# Records for processing start
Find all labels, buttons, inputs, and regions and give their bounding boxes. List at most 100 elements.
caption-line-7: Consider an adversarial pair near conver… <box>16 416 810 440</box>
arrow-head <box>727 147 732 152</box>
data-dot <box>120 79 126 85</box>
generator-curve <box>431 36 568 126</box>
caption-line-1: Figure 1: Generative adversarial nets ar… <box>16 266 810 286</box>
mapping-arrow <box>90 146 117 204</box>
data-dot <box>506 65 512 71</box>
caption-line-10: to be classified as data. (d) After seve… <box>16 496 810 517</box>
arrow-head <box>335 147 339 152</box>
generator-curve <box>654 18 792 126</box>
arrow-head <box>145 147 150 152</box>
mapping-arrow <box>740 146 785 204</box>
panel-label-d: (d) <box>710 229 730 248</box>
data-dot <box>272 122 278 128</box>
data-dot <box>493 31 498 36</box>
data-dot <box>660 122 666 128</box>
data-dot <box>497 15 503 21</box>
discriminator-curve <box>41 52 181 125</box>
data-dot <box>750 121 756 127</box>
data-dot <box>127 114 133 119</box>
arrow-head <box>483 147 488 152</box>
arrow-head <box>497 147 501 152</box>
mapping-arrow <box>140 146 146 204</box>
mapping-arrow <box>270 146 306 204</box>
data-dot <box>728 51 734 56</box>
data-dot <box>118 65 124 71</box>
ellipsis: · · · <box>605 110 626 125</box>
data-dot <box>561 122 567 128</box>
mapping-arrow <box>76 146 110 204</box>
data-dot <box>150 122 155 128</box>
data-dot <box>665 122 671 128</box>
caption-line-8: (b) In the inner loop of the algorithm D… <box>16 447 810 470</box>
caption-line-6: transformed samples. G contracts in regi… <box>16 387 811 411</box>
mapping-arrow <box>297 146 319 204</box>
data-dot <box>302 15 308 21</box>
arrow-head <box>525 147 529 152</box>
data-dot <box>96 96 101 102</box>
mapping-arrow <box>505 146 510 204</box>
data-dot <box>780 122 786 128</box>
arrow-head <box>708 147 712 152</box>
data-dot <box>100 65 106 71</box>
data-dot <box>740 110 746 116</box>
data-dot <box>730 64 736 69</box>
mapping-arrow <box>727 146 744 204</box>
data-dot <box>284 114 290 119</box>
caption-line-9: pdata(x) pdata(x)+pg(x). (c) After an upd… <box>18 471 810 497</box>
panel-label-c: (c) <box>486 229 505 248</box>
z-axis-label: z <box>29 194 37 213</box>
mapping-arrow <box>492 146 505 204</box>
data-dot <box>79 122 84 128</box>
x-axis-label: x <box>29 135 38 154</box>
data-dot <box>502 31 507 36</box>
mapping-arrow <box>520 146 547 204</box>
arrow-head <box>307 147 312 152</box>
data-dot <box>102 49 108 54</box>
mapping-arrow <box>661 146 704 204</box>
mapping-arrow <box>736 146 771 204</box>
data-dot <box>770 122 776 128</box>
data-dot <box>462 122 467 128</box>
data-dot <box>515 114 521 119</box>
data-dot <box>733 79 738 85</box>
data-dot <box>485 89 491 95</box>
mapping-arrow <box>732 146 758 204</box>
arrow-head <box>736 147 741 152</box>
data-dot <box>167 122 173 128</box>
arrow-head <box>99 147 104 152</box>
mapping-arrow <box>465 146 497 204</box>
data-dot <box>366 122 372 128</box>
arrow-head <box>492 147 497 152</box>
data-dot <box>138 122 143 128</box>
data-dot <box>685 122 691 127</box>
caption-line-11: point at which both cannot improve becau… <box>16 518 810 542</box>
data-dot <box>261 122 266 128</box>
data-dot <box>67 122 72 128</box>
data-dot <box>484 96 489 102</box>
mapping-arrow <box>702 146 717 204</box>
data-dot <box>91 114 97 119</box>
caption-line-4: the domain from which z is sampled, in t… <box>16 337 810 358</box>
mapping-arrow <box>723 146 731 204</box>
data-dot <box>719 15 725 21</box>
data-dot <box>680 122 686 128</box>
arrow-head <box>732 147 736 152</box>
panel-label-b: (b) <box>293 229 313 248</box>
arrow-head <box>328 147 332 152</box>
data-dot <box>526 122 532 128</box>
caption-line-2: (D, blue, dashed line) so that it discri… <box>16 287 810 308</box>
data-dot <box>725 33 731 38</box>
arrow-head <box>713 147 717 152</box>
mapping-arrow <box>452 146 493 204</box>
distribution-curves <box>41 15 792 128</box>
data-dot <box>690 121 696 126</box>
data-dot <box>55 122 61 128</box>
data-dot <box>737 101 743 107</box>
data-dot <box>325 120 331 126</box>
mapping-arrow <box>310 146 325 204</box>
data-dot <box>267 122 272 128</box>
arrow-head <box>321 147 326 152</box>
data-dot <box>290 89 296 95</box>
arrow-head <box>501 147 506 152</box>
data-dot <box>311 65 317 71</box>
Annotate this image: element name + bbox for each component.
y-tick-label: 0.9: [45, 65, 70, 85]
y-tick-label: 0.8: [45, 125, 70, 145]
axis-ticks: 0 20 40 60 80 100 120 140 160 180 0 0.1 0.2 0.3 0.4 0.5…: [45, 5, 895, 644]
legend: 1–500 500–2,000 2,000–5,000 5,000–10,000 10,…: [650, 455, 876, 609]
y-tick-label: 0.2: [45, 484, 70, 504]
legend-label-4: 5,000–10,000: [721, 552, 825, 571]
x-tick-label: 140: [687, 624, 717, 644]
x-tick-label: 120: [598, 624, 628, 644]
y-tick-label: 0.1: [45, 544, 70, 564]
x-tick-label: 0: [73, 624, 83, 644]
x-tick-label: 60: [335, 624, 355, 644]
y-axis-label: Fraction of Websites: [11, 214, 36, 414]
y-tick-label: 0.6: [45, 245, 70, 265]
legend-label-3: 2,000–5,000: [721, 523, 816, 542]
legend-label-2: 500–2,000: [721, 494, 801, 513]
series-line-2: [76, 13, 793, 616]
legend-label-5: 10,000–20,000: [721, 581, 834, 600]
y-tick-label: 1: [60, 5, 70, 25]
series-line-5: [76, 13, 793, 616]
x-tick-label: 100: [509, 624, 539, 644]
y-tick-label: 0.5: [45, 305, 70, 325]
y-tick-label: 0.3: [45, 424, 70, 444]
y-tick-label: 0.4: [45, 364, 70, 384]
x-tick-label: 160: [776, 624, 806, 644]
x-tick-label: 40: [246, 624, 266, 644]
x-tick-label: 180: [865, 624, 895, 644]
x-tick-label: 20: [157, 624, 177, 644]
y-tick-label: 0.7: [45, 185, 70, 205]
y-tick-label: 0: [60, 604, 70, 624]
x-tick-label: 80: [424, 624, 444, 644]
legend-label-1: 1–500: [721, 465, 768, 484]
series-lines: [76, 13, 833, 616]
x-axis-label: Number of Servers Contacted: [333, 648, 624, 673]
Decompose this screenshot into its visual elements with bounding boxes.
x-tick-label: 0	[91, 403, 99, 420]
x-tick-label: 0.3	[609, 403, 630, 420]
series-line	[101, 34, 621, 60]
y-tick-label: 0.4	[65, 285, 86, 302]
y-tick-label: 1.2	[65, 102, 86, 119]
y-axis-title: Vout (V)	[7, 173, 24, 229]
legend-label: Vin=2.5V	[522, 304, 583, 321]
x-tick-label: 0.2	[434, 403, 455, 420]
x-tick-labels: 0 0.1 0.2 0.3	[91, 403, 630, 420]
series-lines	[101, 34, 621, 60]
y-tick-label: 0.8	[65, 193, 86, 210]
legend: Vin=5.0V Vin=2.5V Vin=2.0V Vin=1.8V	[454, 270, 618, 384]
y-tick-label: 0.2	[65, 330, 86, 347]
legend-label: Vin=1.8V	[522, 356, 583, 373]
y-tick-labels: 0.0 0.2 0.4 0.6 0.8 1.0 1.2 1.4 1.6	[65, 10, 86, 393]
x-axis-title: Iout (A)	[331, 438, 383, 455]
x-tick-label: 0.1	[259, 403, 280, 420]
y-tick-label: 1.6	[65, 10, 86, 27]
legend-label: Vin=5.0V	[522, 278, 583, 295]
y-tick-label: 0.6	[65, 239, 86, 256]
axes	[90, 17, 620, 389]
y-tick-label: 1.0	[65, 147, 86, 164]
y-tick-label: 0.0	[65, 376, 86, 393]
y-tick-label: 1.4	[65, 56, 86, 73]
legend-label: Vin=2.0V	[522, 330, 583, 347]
# Records for processing end
Please copy the material from its first line through the line with "data-dot <box>96 96 101 102</box>", swapping "mapping-arrow" for "mapping-line" and leaving everything else unchanged.

= Problem solution =
Find all labels, buttons, inputs, and regions and give their bounding boxes. List at most 100 elements.
caption-line-7: Consider an adversarial pair near conver… <box>16 416 810 440</box>
arrow-head <box>727 147 732 152</box>
data-dot <box>120 79 126 85</box>
generator-curve <box>431 36 568 126</box>
caption-line-1: Figure 1: Generative adversarial nets ar… <box>16 266 810 286</box>
mapping-line <box>90 146 117 204</box>
data-dot <box>506 65 512 71</box>
caption-line-10: to be classified as data. (d) After seve… <box>16 496 810 517</box>
arrow-head <box>335 147 339 152</box>
generator-curve <box>654 18 792 126</box>
arrow-head <box>145 147 150 152</box>
mapping-line <box>740 146 785 204</box>
panel-label-d: (d) <box>710 229 730 248</box>
data-dot <box>272 122 278 128</box>
data-dot <box>493 31 498 36</box>
data-dot <box>660 122 666 128</box>
data-dot <box>497 15 503 21</box>
discriminator-curve <box>41 52 181 125</box>
data-dot <box>750 121 756 127</box>
data-dot <box>127 114 133 119</box>
arrow-head <box>483 147 488 152</box>
arrow-head <box>497 147 501 152</box>
mapping-line <box>140 146 146 204</box>
mapping-line <box>270 146 306 204</box>
data-dot <box>728 51 734 56</box>
data-dot <box>118 65 124 71</box>
ellipsis: · · · <box>605 110 626 125</box>
data-dot <box>561 122 567 128</box>
mapping-line <box>76 146 110 204</box>
data-dot <box>150 122 155 128</box>
data-dot <box>665 122 671 128</box>
caption-line-8: (b) In the inner loop of the algorithm D… <box>16 447 810 470</box>
caption-line-6: transformed samples. G contracts in regi… <box>16 387 811 411</box>
mapping-line <box>297 146 319 204</box>
data-dot <box>302 15 308 21</box>
arrow-head <box>525 147 529 152</box>
data-dot <box>96 96 101 102</box>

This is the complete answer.